Extracted records
—————

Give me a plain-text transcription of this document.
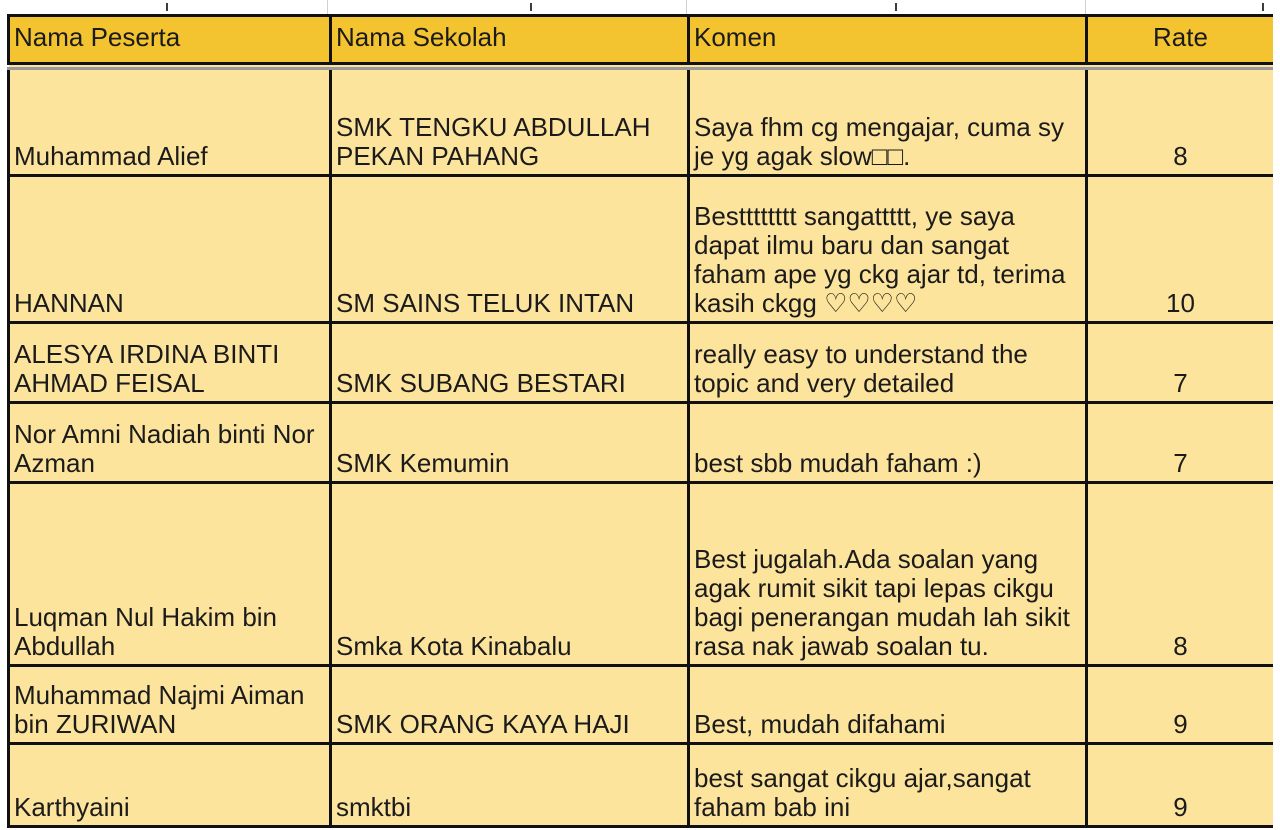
Nama Peserta	Nama Sekolah	Komen	Rate

Muhammad Alief	SMK TENGKU ABDULLAH PEKAN PAHANG	Saya fhm cg mengajar, cuma sy je yg agak slow□□.	8
HANNAN	SM SAINS TELUK INTAN	Bestttttttt sangattttt, ye saya dapat ilmu baru dan sangat faham ape yg ckg ajar td, terima kasih ckgg ♡♡♡♡	10
ALESYA IRDINA BINTI AHMAD FEISAL	SMK SUBANG BESTARI	really easy to understand the topic and very detailed	7
Nor Amni Nadiah binti Nor Azman	SMK Kemumin	best sbb mudah faham :)	7
Luqman Nul Hakim bin Abdullah	Smka Kota Kinabalu	Best jugalah.Ada soalan yang agak rumit sikit tapi lepas cikgu bagi penerangan mudah lah sikit rasa nak jawab soalan tu.	8
Muhammad Najmi Aiman bin ZURIWAN	SMK ORANG KAYA HAJI	Best, mudah difahami	9
Karthyaini	smktbi	best sangat cikgu ajar,sangat faham bab ini	9
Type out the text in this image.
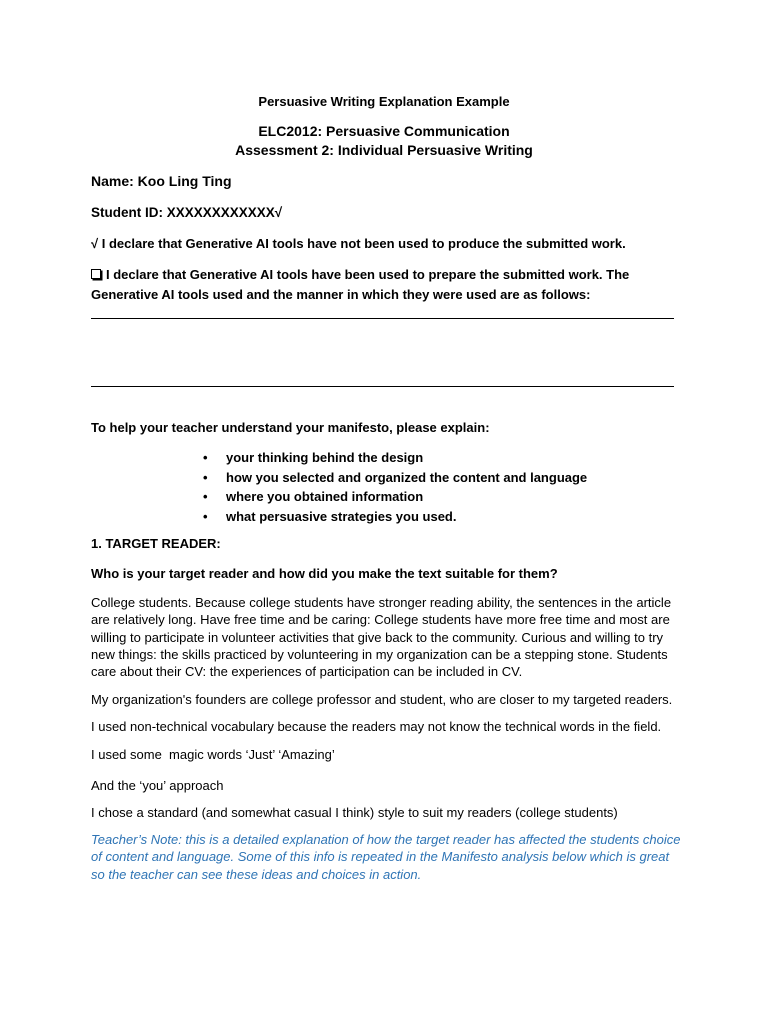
Persuasive Writing Explanation Example
ELC2012: Persuasive Communication
Assessment 2: Individual Persuasive Writing
Name: Koo Ling Ting
Student ID: XXXXXXXXXXXX√
√ I declare that Generative AI tools have not been used to produce the submitted work.
I declare that Generative AI tools have been used to prepare the submitted work. The
Generative AI tools used and the manner in which they were used are as follows:
To help your teacher understand your manifesto, please explain:
• your thinking behind the design
• how you selected and organized the content and language
• where you obtained information
• what persuasive strategies you used.
1. TARGET READER:
Who is your target reader and how did you make the text suitable for them?
College students. Because college students have stronger reading ability, the sentences in the article are relatively long. Have free time and be caring: College students have more free time and most are willing to participate in volunteer activities that give back to the community. Curious and willing to try new things: the skills practiced by volunteering in my organization can be a stepping stone. Students care about their CV: the experiences of participation can be included in CV.
My organization's founders are college professor and student, who are closer to my targeted readers.
I used non-technical vocabulary because the readers may not know the technical words in the field.
I used some  magic words ‘Just’ ‘Amazing’
And the ‘you’ approach
I chose a standard (and somewhat casual I think) style to suit my readers (college students)
Teacher’s Note: this is a detailed explanation of how the target reader has affected the students choice of content and language. Some of this info is repeated in the Manifesto analysis below which is great so the teacher can see these ideas and choices in action.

—————

[Aim of the task]
In the entries above, find every line with the word "readers" and list it.

[Result of this exercise]
My organization's founders are college professor and student, who are closer to my targeted readers.
I used non-technical vocabulary because the readers may not know the technical words in the field.
I chose a standard (and somewhat casual I think) style to suit my readers (college students)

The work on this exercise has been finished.